Request
Repeat the entries that follow verbatim, without any of their pictures.

════

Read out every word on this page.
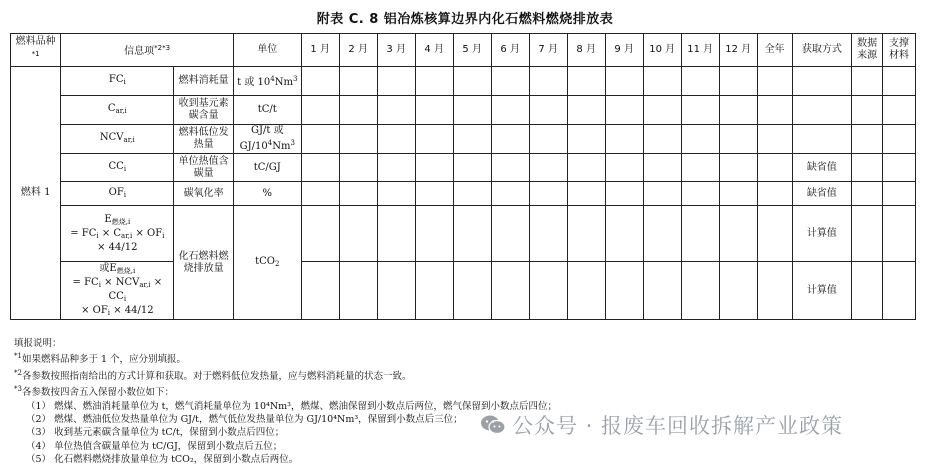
附表 C. 8 铝冶炼核算边界内化石燃料燃烧排放表
燃料品种$^{*1}$	信息项$^{*2*3}$		单位	1 月	2 月	3 月	4 月	5 月	6 月	7 月	8 月	9 月	10 月	11 月	12 月	全年	获取方式	数据来源	支撑材料
燃料 1	$FC_i$	燃料消耗量	t 或 $10^4Nm^3$																
	$C_{ar,i}$	收到基元素碳含量	tC/t																
	$NCV_{ar,i}$	燃料低位发热量	GJ/t 或 $GJ/10^4Nm^3$																
	$CC_i$	单位热值含碳量	tC/GJ														缺省值		
	$OF_i$	碳氧化率	%														缺省值		
	$E_{燃烧,i}$
= $FC_i \times C_{ar,i} \times OF_i$
× 44/12	化石燃料燃烧排放量	tCO$_2$														计算值		
	或$E_{燃烧,i}$
= $FC_i \times NCV_{ar,i} \times CC_i$
× $OF_i \times 44/12$																计算值		
填报说明：
$^{*1}$如果燃料品种多于 1 个，应分别填报。
$^{*2}$各参数按照指南给出的方式计算和获取。对于燃料低位发热量，应与燃料消耗量的状态一致。
$^{*3}$各参数按四舍五入保留小数位如下：
（1） 燃煤、燃油消耗量单位为 t，燃气消耗量单位为 10⁴Nm³，燃煤、燃油保留到小数点后两位，燃气保留到小数点后四位；
（2） 燃煤、燃油低位发热量单位为 GJ/t，燃气低位发热量单位为 GJ/10⁴Nm³，保留到小数点后三位；
（3） 收到基元素碳含量单位为 tC/t，保留到小数点后四位；
（4） 单位热值含碳量单位为 tC/GJ，保留到小数点后五位；
（5） 化石燃料燃烧排放量单位为 tCO₂，保留到小数点后两位。
公众号 · 报废车回收拆解产业政策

════

Answer to the task
Read out every word on this page.
附表 C. 8 铝冶炼核算边界内化石燃料燃烧排放表
燃料品种$^{*1}$	信息项$^{*2*3}$		单位	1 月	2 月	3 月	4 月	5 月	6 月	7 月	8 月	9 月	10 月	11 月	12 月	全年	获取方式	数据来源	支撑材料
燃料 1	$FC_i$	燃料消耗量	t 或 $10^4Nm^3$																
	$C_{ar,i}$	收到基元素碳含量	tC/t																
	$NCV_{ar,i}$	燃料低位发热量	GJ/t 或 $GJ/10^4Nm^3$																
	$CC_i$	单位热值含碳量	tC/GJ														缺省值		
	$OF_i$	碳氧化率	%														缺省值		
	$E_{燃烧,i}$
= $FC_i \times C_{ar,i} \times OF_i$
× 44/12	化石燃料燃烧排放量	tCO$_2$														计算值		
	或$E_{燃烧,i}$
= $FC_i \times NCV_{ar,i} \times CC_i$
× $OF_i \times 44/12$																计算值		
填报说明：
$^{*1}$如果燃料品种多于 1 个，应分别填报。
$^{*2}$各参数按照指南给出的方式计算和获取。对于燃料低位发热量，应与燃料消耗量的状态一致。
$^{*3}$各参数按四舍五入保留小数位如下：
（1） 燃煤、燃油消耗量单位为 t，燃气消耗量单位为 10⁴Nm³，燃煤、燃油保留到小数点后两位，燃气保留到小数点后四位；
（2） 燃煤、燃油低位发热量单位为 GJ/t，燃气低位发热量单位为 GJ/10⁴Nm³，保留到小数点后三位；
（3） 收到基元素碳含量单位为 tC/t，保留到小数点后四位；
（4） 单位热值含碳量单位为 tC/GJ，保留到小数点后五位；
（5） 化石燃料燃烧排放量单位为 tCO₂，保留到小数点后两位。
公众号 · 报废车回收拆解产业政策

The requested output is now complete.